Short exercise: Copy out each line of the data holding "marker".

══ Records for this task

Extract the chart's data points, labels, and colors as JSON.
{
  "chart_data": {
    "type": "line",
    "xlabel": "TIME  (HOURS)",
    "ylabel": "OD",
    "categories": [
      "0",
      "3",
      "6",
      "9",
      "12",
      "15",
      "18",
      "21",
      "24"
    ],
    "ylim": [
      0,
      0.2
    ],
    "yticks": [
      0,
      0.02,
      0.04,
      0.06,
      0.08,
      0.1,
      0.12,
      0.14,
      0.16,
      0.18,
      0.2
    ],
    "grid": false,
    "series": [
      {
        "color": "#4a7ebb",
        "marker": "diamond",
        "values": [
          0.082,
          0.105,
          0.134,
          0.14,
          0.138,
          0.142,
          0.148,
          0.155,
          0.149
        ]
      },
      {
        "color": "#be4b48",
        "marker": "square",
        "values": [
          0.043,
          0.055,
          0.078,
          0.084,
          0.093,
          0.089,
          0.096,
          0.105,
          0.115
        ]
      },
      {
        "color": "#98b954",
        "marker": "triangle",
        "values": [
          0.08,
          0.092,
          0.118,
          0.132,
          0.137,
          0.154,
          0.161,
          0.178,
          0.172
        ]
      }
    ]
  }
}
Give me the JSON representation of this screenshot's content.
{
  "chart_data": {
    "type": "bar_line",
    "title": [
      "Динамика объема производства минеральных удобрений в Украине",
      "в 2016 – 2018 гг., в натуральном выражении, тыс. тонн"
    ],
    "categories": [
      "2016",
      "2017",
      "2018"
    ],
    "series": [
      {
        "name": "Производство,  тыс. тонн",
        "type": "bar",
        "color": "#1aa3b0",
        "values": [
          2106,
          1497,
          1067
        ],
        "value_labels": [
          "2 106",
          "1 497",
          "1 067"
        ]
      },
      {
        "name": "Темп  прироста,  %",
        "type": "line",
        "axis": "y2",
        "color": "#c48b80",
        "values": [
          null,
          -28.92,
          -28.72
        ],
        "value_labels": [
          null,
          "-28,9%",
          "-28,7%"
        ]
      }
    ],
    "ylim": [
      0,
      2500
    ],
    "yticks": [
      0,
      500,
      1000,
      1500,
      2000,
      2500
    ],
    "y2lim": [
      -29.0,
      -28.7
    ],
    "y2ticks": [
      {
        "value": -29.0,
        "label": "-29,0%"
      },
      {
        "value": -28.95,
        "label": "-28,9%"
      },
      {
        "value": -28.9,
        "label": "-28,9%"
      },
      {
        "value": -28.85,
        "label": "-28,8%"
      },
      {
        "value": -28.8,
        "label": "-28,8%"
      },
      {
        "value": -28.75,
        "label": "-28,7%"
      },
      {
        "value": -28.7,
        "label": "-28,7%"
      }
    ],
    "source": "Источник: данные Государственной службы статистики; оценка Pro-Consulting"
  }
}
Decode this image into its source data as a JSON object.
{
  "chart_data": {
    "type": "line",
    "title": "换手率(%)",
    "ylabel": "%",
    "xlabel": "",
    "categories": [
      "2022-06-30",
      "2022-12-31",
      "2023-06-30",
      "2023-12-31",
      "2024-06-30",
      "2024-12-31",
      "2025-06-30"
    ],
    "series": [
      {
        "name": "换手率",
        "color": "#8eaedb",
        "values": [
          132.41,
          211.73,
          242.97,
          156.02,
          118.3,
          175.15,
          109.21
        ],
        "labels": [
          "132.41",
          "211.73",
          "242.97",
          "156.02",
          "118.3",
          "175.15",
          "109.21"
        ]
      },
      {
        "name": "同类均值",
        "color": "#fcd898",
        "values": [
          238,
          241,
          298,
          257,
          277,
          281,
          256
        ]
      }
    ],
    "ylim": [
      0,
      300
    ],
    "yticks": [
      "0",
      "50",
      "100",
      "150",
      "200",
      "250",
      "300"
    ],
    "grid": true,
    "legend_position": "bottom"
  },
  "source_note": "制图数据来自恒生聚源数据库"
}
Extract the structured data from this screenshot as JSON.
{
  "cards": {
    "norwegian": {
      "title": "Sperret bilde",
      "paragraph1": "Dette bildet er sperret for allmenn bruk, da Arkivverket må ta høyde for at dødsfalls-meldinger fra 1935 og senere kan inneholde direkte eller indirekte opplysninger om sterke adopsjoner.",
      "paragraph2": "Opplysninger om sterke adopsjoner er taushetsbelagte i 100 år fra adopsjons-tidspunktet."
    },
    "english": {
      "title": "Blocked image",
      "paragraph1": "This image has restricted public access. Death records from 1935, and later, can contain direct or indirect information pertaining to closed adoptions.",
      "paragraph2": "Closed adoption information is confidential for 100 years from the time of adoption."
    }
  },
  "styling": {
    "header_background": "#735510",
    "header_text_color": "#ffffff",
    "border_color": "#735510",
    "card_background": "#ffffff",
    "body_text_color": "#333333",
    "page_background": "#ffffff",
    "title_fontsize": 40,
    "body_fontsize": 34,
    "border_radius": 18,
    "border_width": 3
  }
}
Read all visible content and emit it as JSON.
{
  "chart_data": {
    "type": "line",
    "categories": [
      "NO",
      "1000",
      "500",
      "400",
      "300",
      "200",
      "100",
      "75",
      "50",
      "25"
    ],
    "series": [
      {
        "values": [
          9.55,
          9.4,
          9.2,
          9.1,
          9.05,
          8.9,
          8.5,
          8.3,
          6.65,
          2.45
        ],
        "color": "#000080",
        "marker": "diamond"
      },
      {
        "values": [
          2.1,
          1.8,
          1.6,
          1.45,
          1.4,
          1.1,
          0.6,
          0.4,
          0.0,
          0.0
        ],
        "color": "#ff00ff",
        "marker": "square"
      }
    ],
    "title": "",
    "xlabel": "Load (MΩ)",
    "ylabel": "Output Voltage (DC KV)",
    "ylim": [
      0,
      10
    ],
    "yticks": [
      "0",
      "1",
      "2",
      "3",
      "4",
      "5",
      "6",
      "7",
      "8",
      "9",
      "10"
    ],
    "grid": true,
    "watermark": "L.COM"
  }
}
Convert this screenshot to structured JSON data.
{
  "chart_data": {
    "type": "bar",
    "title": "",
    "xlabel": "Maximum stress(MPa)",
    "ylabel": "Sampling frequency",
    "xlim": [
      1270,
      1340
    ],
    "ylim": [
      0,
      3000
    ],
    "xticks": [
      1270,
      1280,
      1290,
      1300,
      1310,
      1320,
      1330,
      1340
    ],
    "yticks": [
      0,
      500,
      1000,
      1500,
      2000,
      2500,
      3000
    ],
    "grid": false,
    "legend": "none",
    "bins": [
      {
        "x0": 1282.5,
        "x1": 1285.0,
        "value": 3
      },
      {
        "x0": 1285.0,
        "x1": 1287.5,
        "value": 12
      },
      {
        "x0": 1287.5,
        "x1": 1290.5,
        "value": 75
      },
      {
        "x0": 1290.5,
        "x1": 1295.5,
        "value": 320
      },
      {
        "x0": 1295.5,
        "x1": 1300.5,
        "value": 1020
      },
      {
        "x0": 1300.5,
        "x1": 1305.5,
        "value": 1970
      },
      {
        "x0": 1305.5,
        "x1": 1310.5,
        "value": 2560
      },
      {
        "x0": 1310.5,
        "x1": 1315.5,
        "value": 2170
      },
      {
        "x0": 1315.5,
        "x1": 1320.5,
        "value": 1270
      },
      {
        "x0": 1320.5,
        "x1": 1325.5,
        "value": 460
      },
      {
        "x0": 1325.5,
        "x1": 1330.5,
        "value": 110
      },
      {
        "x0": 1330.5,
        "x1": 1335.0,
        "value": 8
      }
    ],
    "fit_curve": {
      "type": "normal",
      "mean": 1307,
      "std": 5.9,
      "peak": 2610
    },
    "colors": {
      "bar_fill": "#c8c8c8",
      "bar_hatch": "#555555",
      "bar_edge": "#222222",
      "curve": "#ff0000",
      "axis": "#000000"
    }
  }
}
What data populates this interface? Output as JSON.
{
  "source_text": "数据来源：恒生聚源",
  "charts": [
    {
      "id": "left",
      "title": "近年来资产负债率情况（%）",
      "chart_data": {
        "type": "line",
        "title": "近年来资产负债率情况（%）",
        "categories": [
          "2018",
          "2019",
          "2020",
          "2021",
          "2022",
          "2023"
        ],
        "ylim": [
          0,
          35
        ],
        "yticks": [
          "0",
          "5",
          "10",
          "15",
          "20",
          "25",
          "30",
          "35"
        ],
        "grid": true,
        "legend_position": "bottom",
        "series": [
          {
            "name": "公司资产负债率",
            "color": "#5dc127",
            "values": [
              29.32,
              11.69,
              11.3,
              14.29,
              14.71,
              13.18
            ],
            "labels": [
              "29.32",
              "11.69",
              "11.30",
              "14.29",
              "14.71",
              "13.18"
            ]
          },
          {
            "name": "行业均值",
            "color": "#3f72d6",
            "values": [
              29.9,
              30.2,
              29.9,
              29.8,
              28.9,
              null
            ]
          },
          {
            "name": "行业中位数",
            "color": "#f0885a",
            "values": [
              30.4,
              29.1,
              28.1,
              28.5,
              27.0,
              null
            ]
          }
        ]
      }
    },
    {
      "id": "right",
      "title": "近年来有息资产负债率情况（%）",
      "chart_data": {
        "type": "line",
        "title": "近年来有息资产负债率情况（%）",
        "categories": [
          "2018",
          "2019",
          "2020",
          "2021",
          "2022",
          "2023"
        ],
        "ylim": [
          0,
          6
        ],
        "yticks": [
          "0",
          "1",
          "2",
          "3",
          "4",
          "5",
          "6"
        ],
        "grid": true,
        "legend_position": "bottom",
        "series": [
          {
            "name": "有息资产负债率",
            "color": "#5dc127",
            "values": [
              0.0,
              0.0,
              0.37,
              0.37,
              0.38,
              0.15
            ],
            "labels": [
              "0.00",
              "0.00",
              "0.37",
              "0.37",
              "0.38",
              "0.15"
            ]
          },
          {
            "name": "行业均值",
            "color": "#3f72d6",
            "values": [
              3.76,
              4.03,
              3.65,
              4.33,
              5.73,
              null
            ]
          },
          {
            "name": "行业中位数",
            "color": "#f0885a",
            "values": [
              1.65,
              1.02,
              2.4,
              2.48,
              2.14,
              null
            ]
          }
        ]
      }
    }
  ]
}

════

Written answer:
        "marker": "diamond",
        "marker": "square",
        "marker": "triangle",
        "marker": "diamond"
        "marker": "square"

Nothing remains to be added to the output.